§ Items from a figure collection
***

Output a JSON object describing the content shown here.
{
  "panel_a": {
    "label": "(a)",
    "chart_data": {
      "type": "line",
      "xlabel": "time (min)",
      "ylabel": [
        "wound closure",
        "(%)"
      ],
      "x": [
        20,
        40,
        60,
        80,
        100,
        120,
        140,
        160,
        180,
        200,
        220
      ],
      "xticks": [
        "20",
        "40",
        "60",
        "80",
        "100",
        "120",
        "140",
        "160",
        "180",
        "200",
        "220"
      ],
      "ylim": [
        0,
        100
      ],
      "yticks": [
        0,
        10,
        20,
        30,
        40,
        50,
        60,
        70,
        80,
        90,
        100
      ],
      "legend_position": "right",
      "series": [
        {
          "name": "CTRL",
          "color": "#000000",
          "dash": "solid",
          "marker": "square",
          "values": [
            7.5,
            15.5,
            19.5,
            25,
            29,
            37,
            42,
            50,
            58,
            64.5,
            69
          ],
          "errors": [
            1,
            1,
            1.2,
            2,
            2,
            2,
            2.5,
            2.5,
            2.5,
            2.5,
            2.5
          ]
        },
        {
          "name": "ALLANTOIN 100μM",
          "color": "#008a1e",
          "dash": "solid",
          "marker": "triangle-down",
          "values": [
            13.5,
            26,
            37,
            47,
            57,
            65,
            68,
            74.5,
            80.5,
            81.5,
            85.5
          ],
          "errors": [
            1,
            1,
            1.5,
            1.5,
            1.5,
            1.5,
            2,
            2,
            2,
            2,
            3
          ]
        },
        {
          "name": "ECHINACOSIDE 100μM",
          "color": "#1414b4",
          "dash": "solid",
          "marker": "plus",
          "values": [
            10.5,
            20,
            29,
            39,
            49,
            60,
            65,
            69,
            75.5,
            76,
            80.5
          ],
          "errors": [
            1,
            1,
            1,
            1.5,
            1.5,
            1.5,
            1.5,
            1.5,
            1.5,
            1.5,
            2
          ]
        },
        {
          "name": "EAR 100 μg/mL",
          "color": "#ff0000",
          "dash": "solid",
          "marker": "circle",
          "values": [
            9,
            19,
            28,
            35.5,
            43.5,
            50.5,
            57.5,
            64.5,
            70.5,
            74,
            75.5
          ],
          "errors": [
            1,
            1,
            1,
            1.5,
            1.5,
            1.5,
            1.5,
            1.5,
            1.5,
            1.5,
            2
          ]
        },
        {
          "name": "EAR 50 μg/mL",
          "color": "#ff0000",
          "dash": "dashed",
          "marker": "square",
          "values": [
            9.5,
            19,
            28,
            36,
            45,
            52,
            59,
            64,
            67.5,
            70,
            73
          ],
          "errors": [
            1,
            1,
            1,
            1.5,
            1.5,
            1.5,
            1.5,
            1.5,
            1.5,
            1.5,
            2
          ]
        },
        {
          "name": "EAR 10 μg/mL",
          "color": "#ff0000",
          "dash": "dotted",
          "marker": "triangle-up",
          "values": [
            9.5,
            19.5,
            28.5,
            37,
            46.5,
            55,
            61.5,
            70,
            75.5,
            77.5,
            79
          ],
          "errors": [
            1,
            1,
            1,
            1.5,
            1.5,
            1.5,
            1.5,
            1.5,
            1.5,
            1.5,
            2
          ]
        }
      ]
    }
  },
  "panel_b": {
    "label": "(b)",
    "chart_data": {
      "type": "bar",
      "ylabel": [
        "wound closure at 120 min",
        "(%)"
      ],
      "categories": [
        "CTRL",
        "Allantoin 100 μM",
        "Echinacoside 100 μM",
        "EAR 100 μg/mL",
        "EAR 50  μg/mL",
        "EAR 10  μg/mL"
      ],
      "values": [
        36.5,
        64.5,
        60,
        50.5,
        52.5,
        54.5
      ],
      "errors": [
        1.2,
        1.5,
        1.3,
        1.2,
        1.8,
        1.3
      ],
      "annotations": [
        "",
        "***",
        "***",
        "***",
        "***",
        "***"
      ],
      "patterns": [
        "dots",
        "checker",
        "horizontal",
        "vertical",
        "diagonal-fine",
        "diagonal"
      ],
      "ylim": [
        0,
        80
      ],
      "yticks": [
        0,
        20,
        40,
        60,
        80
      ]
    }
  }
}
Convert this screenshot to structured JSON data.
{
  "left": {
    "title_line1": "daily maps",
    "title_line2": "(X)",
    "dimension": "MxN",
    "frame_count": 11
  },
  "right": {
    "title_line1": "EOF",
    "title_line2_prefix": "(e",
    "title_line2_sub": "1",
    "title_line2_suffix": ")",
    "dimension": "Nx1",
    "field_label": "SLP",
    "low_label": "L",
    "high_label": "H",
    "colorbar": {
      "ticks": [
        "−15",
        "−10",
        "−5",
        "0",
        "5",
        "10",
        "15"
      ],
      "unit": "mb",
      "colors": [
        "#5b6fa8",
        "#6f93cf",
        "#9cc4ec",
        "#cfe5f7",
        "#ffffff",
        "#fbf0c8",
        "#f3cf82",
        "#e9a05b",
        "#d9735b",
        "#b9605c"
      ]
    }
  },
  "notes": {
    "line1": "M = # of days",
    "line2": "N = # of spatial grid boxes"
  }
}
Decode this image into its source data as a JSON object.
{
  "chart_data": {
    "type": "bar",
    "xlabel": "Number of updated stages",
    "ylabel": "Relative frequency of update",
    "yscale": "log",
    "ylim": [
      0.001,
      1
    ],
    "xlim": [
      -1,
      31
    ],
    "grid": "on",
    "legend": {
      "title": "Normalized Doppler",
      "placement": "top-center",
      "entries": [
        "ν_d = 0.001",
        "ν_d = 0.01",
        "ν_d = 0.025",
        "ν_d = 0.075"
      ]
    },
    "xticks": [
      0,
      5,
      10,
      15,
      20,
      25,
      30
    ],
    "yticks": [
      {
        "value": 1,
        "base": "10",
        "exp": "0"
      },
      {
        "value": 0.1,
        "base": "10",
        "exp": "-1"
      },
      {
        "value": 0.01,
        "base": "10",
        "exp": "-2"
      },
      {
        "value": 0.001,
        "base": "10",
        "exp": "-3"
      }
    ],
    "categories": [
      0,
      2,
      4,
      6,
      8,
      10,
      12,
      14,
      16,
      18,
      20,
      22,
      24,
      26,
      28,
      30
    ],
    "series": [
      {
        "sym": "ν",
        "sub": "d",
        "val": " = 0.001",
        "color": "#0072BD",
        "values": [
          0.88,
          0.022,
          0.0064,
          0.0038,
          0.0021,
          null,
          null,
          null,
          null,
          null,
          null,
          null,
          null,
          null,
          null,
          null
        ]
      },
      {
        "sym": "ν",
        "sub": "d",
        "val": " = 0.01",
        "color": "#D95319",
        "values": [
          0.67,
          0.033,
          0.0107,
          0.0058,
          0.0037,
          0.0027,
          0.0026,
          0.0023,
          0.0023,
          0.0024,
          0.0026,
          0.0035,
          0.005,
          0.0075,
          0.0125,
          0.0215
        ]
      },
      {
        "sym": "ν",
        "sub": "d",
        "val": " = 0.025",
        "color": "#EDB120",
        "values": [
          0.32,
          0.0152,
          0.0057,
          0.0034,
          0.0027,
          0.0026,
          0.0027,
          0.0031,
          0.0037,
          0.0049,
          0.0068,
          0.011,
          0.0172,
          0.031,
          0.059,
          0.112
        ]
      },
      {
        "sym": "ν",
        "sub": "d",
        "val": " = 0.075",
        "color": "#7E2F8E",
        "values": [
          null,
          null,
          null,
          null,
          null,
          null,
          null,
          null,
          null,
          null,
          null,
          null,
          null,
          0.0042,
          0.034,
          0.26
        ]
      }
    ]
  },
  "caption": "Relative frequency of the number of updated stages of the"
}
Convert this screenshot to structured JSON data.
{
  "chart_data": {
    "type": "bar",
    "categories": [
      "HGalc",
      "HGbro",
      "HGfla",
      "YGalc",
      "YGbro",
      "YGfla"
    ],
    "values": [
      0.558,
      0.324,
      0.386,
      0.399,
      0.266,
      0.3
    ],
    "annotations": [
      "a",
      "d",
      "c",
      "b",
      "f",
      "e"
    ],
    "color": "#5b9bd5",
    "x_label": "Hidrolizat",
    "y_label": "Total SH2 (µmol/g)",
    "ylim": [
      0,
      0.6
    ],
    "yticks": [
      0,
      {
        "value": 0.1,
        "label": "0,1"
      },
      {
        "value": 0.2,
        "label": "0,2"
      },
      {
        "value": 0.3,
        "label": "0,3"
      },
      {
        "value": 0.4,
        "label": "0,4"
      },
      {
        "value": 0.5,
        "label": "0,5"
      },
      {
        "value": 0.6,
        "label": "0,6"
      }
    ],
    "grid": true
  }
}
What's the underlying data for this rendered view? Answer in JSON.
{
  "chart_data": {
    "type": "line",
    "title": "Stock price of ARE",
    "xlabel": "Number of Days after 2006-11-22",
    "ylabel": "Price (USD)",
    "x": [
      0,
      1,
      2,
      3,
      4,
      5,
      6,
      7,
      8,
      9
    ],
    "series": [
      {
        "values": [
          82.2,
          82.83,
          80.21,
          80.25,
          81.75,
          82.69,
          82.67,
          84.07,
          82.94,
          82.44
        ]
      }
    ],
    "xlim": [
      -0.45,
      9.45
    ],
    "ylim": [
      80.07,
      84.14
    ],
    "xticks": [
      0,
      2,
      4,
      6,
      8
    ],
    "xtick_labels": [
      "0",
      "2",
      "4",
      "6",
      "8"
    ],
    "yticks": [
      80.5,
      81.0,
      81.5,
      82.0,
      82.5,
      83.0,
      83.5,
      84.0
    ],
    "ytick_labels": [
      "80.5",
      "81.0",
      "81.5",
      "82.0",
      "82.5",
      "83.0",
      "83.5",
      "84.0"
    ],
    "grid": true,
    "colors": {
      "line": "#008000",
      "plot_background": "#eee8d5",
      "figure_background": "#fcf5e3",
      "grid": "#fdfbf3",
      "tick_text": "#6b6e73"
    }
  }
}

***

§ Exercise
Read through the lines above and collect those that contain the string "grid".

§ Response below
    "line2": "N = # of spatial grid boxes"
    "grid": "on",
    "grid": true
    "grid": true,
      "grid": "#fdfbf3",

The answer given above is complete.